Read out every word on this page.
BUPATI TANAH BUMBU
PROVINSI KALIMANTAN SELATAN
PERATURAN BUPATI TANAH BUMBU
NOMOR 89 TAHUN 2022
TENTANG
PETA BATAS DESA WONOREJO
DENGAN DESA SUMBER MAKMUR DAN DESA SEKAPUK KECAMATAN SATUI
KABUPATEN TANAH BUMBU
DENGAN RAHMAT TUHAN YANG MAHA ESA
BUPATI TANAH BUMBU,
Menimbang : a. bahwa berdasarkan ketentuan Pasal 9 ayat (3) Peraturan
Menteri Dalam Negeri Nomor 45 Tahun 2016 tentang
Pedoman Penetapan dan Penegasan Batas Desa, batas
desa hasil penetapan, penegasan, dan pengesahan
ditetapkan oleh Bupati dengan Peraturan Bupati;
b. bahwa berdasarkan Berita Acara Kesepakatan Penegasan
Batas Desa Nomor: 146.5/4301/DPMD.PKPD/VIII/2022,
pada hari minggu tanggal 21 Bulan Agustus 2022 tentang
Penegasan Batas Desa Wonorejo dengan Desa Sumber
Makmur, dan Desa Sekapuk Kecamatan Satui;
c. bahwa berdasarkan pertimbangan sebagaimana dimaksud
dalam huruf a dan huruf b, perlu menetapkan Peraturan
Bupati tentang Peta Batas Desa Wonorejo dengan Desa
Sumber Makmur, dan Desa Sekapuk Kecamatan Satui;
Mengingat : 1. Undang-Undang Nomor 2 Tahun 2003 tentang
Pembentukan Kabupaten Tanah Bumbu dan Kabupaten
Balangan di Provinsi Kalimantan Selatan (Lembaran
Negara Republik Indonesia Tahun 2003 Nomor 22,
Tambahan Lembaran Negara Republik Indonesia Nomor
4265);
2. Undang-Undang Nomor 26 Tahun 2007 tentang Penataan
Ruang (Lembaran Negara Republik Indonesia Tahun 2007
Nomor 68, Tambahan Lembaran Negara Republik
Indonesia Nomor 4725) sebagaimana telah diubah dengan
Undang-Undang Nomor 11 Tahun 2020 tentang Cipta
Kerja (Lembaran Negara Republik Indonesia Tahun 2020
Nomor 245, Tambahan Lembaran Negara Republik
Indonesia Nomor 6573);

◇ ◇ ◇ ◇ ◇ ◇ ◇

All of the entries should be written out again exactly.

• Completed task
Read out every word on this page.
BUPATI TANAH BUMBU
PROVINSI KALIMANTAN SELATAN
PERATURAN BUPATI TANAH BUMBU
NOMOR 89 TAHUN 2022
TENTANG
PETA BATAS DESA WONOREJO
DENGAN DESA SUMBER MAKMUR DAN DESA SEKAPUK KECAMATAN SATUI
KABUPATEN TANAH BUMBU
DENGAN RAHMAT TUHAN YANG MAHA ESA
BUPATI TANAH BUMBU,
Menimbang : a. bahwa berdasarkan ketentuan Pasal 9 ayat (3) Peraturan
Menteri Dalam Negeri Nomor 45 Tahun 2016 tentang
Pedoman Penetapan dan Penegasan Batas Desa, batas
desa hasil penetapan, penegasan, dan pengesahan
ditetapkan oleh Bupati dengan Peraturan Bupati;
b. bahwa berdasarkan Berita Acara Kesepakatan Penegasan
Batas Desa Nomor: 146.5/4301/DPMD.PKPD/VIII/2022,
pada hari minggu tanggal 21 Bulan Agustus 2022 tentang
Penegasan Batas Desa Wonorejo dengan Desa Sumber
Makmur, dan Desa Sekapuk Kecamatan Satui;
c. bahwa berdasarkan pertimbangan sebagaimana dimaksud
dalam huruf a dan huruf b, perlu menetapkan Peraturan
Bupati tentang Peta Batas Desa Wonorejo dengan Desa
Sumber Makmur, dan Desa Sekapuk Kecamatan Satui;
Mengingat : 1. Undang-Undang Nomor 2 Tahun 2003 tentang
Pembentukan Kabupaten Tanah Bumbu dan Kabupaten
Balangan di Provinsi Kalimantan Selatan (Lembaran
Negara Republik Indonesia Tahun 2003 Nomor 22,
Tambahan Lembaran Negara Republik Indonesia Nomor
4265);
2. Undang-Undang Nomor 26 Tahun 2007 tentang Penataan
Ruang (Lembaran Negara Republik Indonesia Tahun 2007
Nomor 68, Tambahan Lembaran Negara Republik
Indonesia Nomor 4725) sebagaimana telah diubah dengan
Undang-Undang Nomor 11 Tahun 2020 tentang Cipta
Kerja (Lembaran Negara Republik Indonesia Tahun 2020
Nomor 245, Tambahan Lembaran Negara Republik
Indonesia Nomor 6573);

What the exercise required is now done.